INSTRUCTIONS FOR THE TASK =>
Pull out every line containing the string "make".

---------------

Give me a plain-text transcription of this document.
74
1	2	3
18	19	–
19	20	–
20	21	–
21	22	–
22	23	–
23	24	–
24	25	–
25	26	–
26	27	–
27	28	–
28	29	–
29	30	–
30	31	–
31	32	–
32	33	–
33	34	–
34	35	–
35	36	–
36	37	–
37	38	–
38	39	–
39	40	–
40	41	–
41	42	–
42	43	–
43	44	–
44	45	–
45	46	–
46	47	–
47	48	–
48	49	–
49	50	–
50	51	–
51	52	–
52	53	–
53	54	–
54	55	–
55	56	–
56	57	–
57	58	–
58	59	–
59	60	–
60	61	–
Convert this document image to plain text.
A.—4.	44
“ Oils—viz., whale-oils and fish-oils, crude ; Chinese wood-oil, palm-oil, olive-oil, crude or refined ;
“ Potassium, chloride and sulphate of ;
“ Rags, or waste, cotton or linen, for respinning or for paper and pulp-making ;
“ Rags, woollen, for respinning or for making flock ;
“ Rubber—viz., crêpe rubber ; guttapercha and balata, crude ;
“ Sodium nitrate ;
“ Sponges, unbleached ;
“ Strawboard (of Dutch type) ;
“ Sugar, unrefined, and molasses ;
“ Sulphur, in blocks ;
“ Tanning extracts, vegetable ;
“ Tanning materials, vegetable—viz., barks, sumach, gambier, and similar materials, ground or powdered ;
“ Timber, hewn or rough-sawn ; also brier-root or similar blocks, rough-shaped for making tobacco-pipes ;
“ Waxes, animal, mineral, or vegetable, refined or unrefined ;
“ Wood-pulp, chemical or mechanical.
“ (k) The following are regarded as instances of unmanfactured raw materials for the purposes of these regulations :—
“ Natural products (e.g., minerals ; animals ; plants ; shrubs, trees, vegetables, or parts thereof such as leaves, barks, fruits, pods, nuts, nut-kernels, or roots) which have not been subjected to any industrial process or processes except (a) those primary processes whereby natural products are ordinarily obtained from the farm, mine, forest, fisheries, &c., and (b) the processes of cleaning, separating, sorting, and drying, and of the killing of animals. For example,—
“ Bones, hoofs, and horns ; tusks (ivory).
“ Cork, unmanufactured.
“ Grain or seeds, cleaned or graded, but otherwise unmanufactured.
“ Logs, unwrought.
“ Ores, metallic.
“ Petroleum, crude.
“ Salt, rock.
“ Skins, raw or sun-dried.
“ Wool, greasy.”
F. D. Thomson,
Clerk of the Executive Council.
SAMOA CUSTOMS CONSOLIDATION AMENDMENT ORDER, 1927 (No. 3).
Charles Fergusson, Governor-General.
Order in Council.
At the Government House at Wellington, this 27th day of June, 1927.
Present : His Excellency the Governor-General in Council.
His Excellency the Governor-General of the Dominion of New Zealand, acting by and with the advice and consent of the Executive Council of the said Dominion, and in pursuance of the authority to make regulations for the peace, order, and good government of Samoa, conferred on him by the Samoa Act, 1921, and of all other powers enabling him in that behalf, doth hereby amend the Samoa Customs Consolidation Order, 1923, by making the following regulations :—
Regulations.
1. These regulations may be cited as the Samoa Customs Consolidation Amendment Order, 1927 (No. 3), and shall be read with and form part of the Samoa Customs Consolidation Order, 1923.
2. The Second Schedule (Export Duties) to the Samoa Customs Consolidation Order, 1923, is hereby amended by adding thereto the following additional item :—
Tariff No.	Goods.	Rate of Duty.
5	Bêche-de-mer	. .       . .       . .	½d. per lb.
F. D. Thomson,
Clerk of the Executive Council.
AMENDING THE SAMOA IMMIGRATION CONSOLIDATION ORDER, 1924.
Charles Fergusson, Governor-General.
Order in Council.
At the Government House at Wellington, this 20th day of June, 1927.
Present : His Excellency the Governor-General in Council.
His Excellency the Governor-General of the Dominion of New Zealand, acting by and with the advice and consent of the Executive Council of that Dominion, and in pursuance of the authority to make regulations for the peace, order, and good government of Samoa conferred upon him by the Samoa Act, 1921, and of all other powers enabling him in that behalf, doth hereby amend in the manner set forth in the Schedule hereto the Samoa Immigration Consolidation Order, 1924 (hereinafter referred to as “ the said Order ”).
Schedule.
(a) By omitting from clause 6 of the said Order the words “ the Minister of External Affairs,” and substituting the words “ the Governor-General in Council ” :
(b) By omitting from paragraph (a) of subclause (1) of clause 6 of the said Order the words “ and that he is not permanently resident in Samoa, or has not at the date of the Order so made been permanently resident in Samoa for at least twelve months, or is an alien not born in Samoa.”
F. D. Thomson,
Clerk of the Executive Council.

---------------

ANSWER IN FULL =>
His Excellency the Governor-General of the Dominion of New Zealand, acting by and with the advice and consent of the Executive Council of the said Dominion, and in pursuance of the authority to make regulations for the peace, order, and good government of Samoa, conferred on him by the Samoa Act, 1921, and of all other powers enabling him in that behalf, doth hereby amend the Samoa Customs Consolidation Order, 1923, by making the following regulations :—
His Excellency the Governor-General of the Dominion of New Zealand, acting by and with the advice and consent of the Executive Council of that Dominion, and in pursuance of the authority to make regulations for the peace, order, and good government of Samoa conferred upon him by the Samoa Act, 1921, and of all other powers enabling him in that behalf, doth hereby amend in the manner set forth in the Schedule hereto the Samoa Immigration Consolidation Order, 1924 (hereinafter referred to as “ the said Order ”).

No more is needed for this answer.